Stored dataset items

★ ★ ★

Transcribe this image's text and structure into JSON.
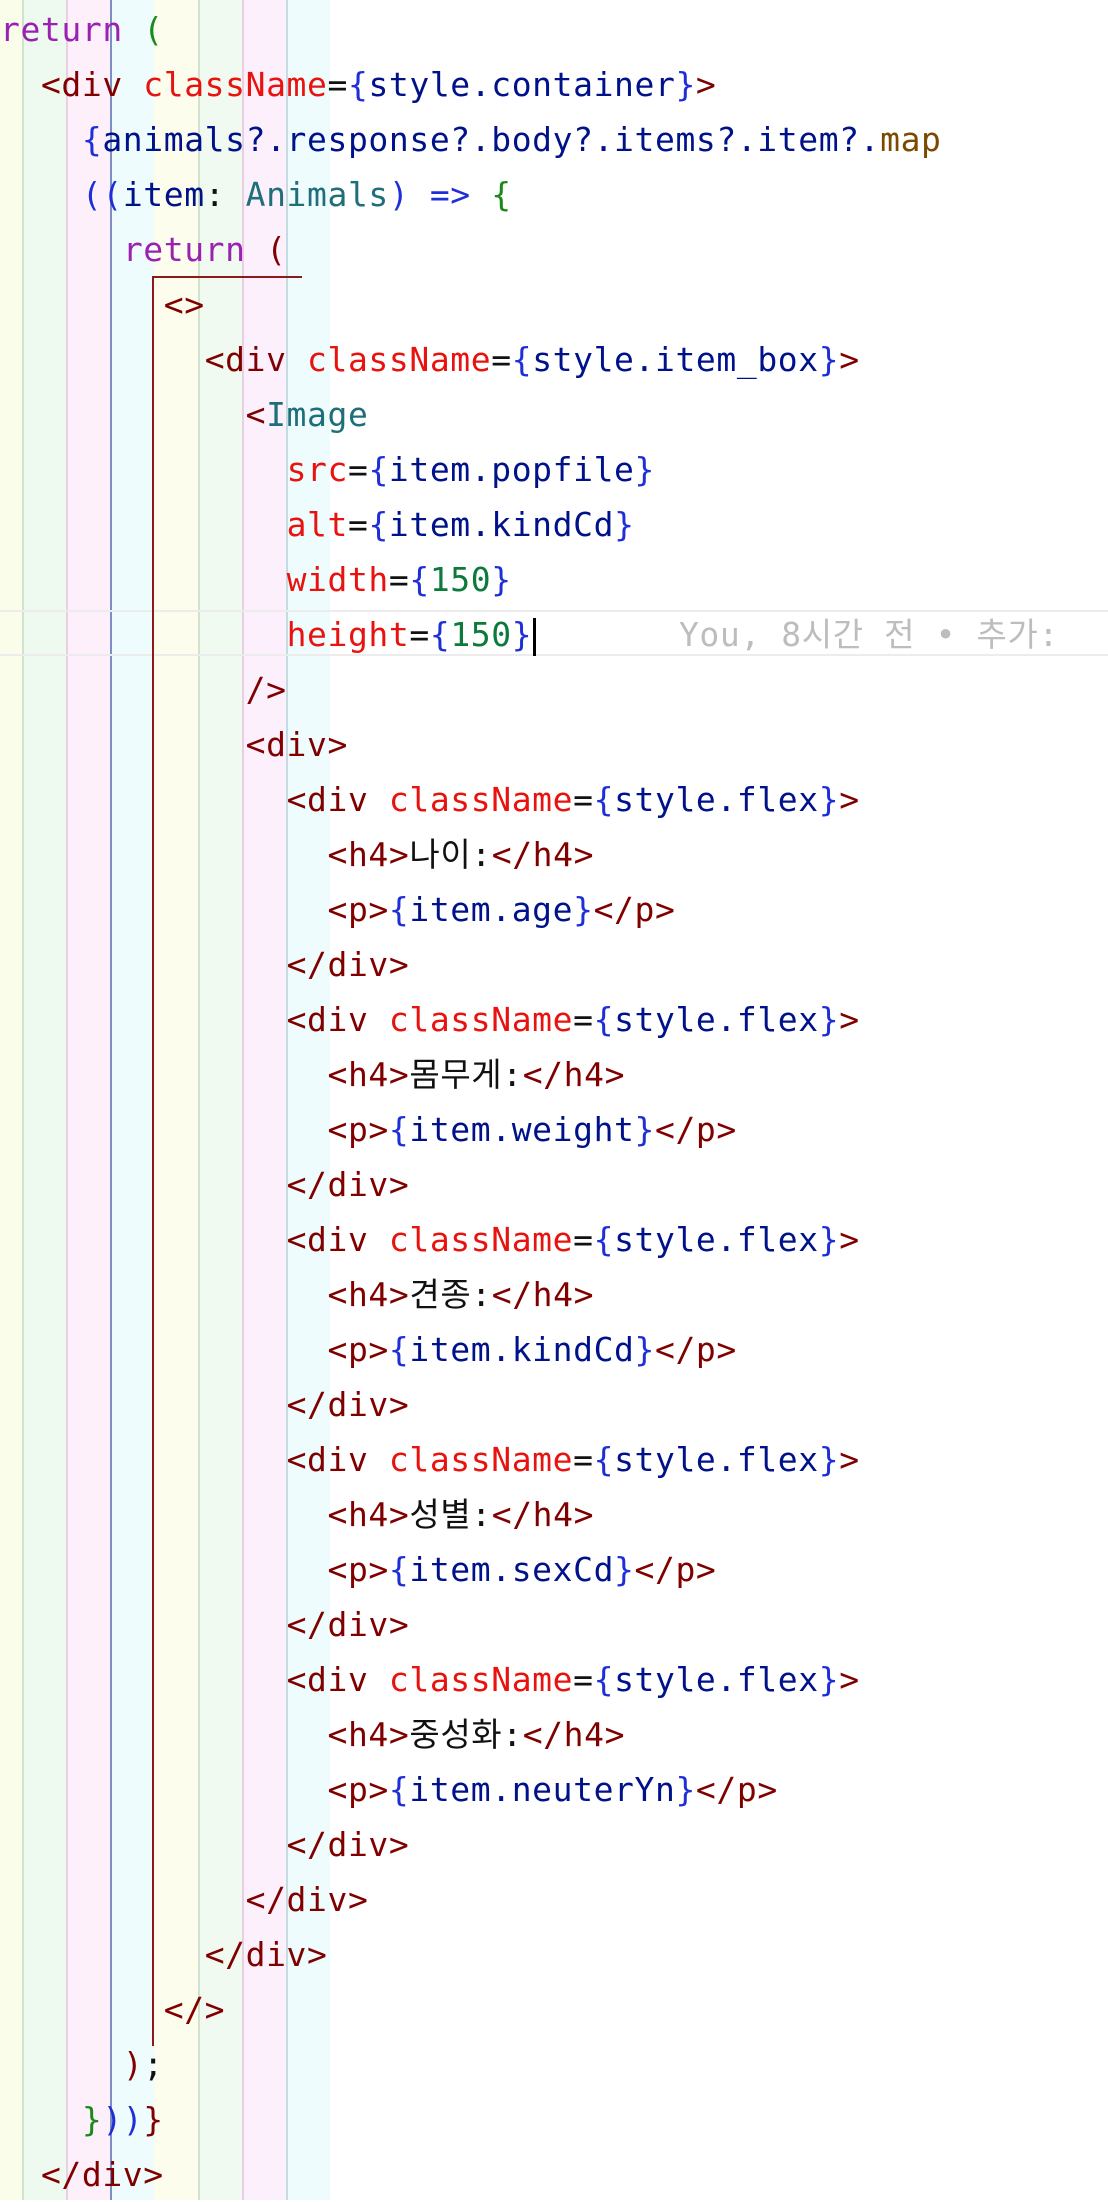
{
  "editor": {
    "colors": {
      "keyword": "#9b21b2",
      "paren": "#1a8a1a",
      "brace": "#1f2fd8",
      "tag": "#800000",
      "attribute": "#e8130f",
      "variable": "#00128a",
      "function": "#7b4a00",
      "type": "#1f6f7a",
      "number": "#0b7a3b",
      "text": "#111111",
      "blame": "#bdbdbd"
    },
    "lines": [
      [
        [
          "kw",
          "return"
        ],
        [
          "tx",
          " "
        ],
        [
          "pn",
          "("
        ]
      ],
      [
        [
          "tx",
          "  "
        ],
        [
          "tg",
          "<div"
        ],
        [
          "tx",
          " "
        ],
        [
          "at",
          "className"
        ],
        [
          "tx",
          "="
        ],
        [
          "pb",
          "{"
        ],
        [
          "vr",
          "style.container"
        ],
        [
          "pb",
          "}"
        ],
        [
          "tg",
          ">"
        ]
      ],
      [
        [
          "tx",
          "    "
        ],
        [
          "pb",
          "{"
        ],
        [
          "vr",
          "animals?.response?.body?.items?.item?."
        ],
        [
          "fn",
          "map"
        ]
      ],
      [
        [
          "tx",
          "    "
        ],
        [
          "pb",
          "(("
        ],
        [
          "vr",
          "item"
        ],
        [
          "tx",
          ": "
        ],
        [
          "ty",
          "Animals"
        ],
        [
          "pb",
          ")"
        ],
        [
          "tx",
          " "
        ],
        [
          "pb",
          "=>"
        ],
        [
          "tx",
          " "
        ],
        [
          "pn",
          "{"
        ]
      ],
      [
        [
          "tx",
          "      "
        ],
        [
          "kw",
          "return"
        ],
        [
          "tx",
          " "
        ],
        [
          "tg",
          "("
        ]
      ],
      [
        [
          "tx",
          "        "
        ],
        [
          "tg",
          "<>"
        ]
      ],
      [
        [
          "tx",
          "          "
        ],
        [
          "tg",
          "<div"
        ],
        [
          "tx",
          " "
        ],
        [
          "at",
          "className"
        ],
        [
          "tx",
          "="
        ],
        [
          "pb",
          "{"
        ],
        [
          "vr",
          "style.item_box"
        ],
        [
          "pb",
          "}"
        ],
        [
          "tg",
          ">"
        ]
      ],
      [
        [
          "tx",
          "            "
        ],
        [
          "tg",
          "<"
        ],
        [
          "ty",
          "Image"
        ]
      ],
      [
        [
          "tx",
          "              "
        ],
        [
          "at",
          "src"
        ],
        [
          "tx",
          "="
        ],
        [
          "pb",
          "{"
        ],
        [
          "vr",
          "item.popfile"
        ],
        [
          "pb",
          "}"
        ]
      ],
      [
        [
          "tx",
          "              "
        ],
        [
          "at",
          "alt"
        ],
        [
          "tx",
          "="
        ],
        [
          "pb",
          "{"
        ],
        [
          "vr",
          "item.kindCd"
        ],
        [
          "pb",
          "}"
        ]
      ],
      [
        [
          "tx",
          "              "
        ],
        [
          "at",
          "width"
        ],
        [
          "tx",
          "="
        ],
        [
          "pb",
          "{"
        ],
        [
          "nm",
          "150"
        ],
        [
          "pb",
          "}"
        ]
      ],
      [
        [
          "tx",
          "              "
        ],
        [
          "at",
          "height"
        ],
        [
          "tx",
          "="
        ],
        [
          "pb",
          "{"
        ],
        [
          "nm",
          "150"
        ],
        [
          "pb",
          "}"
        ],
        [
          "caret",
          ""
        ],
        [
          "tx",
          "       "
        ],
        [
          "bl",
          "You, 8시간 전 • 추가:"
        ]
      ],
      [
        [
          "tx",
          "            "
        ],
        [
          "tg",
          "/>"
        ]
      ],
      [
        [
          "tx",
          "            "
        ],
        [
          "tg",
          "<div>"
        ]
      ],
      [
        [
          "tx",
          "              "
        ],
        [
          "tg",
          "<div"
        ],
        [
          "tx",
          " "
        ],
        [
          "at",
          "className"
        ],
        [
          "tx",
          "="
        ],
        [
          "pb",
          "{"
        ],
        [
          "vr",
          "style.flex"
        ],
        [
          "pb",
          "}"
        ],
        [
          "tg",
          ">"
        ]
      ],
      [
        [
          "tx",
          "                "
        ],
        [
          "tg",
          "<h4>"
        ],
        [
          "tx",
          "나이:"
        ],
        [
          "tg",
          "</h4>"
        ]
      ],
      [
        [
          "tx",
          "                "
        ],
        [
          "tg",
          "<p>"
        ],
        [
          "pb",
          "{"
        ],
        [
          "vr",
          "item.age"
        ],
        [
          "pb",
          "}"
        ],
        [
          "tg",
          "</p>"
        ]
      ],
      [
        [
          "tx",
          "              "
        ],
        [
          "tg",
          "</div>"
        ]
      ],
      [
        [
          "tx",
          "              "
        ],
        [
          "tg",
          "<div"
        ],
        [
          "tx",
          " "
        ],
        [
          "at",
          "className"
        ],
        [
          "tx",
          "="
        ],
        [
          "pb",
          "{"
        ],
        [
          "vr",
          "style.flex"
        ],
        [
          "pb",
          "}"
        ],
        [
          "tg",
          ">"
        ]
      ],
      [
        [
          "tx",
          "                "
        ],
        [
          "tg",
          "<h4>"
        ],
        [
          "tx",
          "몸무게:"
        ],
        [
          "tg",
          "</h4>"
        ]
      ],
      [
        [
          "tx",
          "                "
        ],
        [
          "tg",
          "<p>"
        ],
        [
          "pb",
          "{"
        ],
        [
          "vr",
          "item.weight"
        ],
        [
          "pb",
          "}"
        ],
        [
          "tg",
          "</p>"
        ]
      ],
      [
        [
          "tx",
          "              "
        ],
        [
          "tg",
          "</div>"
        ]
      ],
      [
        [
          "tx",
          "              "
        ],
        [
          "tg",
          "<div"
        ],
        [
          "tx",
          " "
        ],
        [
          "at",
          "className"
        ],
        [
          "tx",
          "="
        ],
        [
          "pb",
          "{"
        ],
        [
          "vr",
          "style.flex"
        ],
        [
          "pb",
          "}"
        ],
        [
          "tg",
          ">"
        ]
      ],
      [
        [
          "tx",
          "                "
        ],
        [
          "tg",
          "<h4>"
        ],
        [
          "tx",
          "견종:"
        ],
        [
          "tg",
          "</h4>"
        ]
      ],
      [
        [
          "tx",
          "                "
        ],
        [
          "tg",
          "<p>"
        ],
        [
          "pb",
          "{"
        ],
        [
          "vr",
          "item.kindCd"
        ],
        [
          "pb",
          "}"
        ],
        [
          "tg",
          "</p>"
        ]
      ],
      [
        [
          "tx",
          "              "
        ],
        [
          "tg",
          "</div>"
        ]
      ],
      [
        [
          "tx",
          "              "
        ],
        [
          "tg",
          "<div"
        ],
        [
          "tx",
          " "
        ],
        [
          "at",
          "className"
        ],
        [
          "tx",
          "="
        ],
        [
          "pb",
          "{"
        ],
        [
          "vr",
          "style.flex"
        ],
        [
          "pb",
          "}"
        ],
        [
          "tg",
          ">"
        ]
      ],
      [
        [
          "tx",
          "                "
        ],
        [
          "tg",
          "<h4>"
        ],
        [
          "tx",
          "성별:"
        ],
        [
          "tg",
          "</h4>"
        ]
      ],
      [
        [
          "tx",
          "                "
        ],
        [
          "tg",
          "<p>"
        ],
        [
          "pb",
          "{"
        ],
        [
          "vr",
          "item.sexCd"
        ],
        [
          "pb",
          "}"
        ],
        [
          "tg",
          "</p>"
        ]
      ],
      [
        [
          "tx",
          "              "
        ],
        [
          "tg",
          "</div>"
        ]
      ],
      [
        [
          "tx",
          "              "
        ],
        [
          "tg",
          "<div"
        ],
        [
          "tx",
          " "
        ],
        [
          "at",
          "className"
        ],
        [
          "tx",
          "="
        ],
        [
          "pb",
          "{"
        ],
        [
          "vr",
          "style.flex"
        ],
        [
          "pb",
          "}"
        ],
        [
          "tg",
          ">"
        ]
      ],
      [
        [
          "tx",
          "                "
        ],
        [
          "tg",
          "<h4>"
        ],
        [
          "tx",
          "중성화:"
        ],
        [
          "tg",
          "</h4>"
        ]
      ],
      [
        [
          "tx",
          "                "
        ],
        [
          "tg",
          "<p>"
        ],
        [
          "pb",
          "{"
        ],
        [
          "vr",
          "item.neuterYn"
        ],
        [
          "pb",
          "}"
        ],
        [
          "tg",
          "</p>"
        ]
      ],
      [
        [
          "tx",
          "              "
        ],
        [
          "tg",
          "</div>"
        ]
      ],
      [
        [
          "tx",
          "            "
        ],
        [
          "tg",
          "</div>"
        ]
      ],
      [
        [
          "tx",
          "          "
        ],
        [
          "tg",
          "</div>"
        ]
      ],
      [
        [
          "tx",
          "        "
        ],
        [
          "tg",
          "</>"
        ]
      ],
      [
        [
          "tx",
          "      "
        ],
        [
          "tg",
          ")"
        ],
        [
          "tx",
          ";"
        ]
      ],
      [
        [
          "tx",
          "    "
        ],
        [
          "pn",
          "}"
        ],
        [
          "pb",
          "))"
        ],
        [
          "tg",
          "}"
        ]
      ],
      [
        [
          "tx",
          "  "
        ],
        [
          "tg",
          "</div>"
        ]
      ]
    ]
  }
}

★ ★ ★

| GIVEN INSTRUCTION |
In the records above, locate every line with the string "text" and copy it.

| SOLUTION |
Transcribe this image's text and structure into JSON.
      "text": "#111111",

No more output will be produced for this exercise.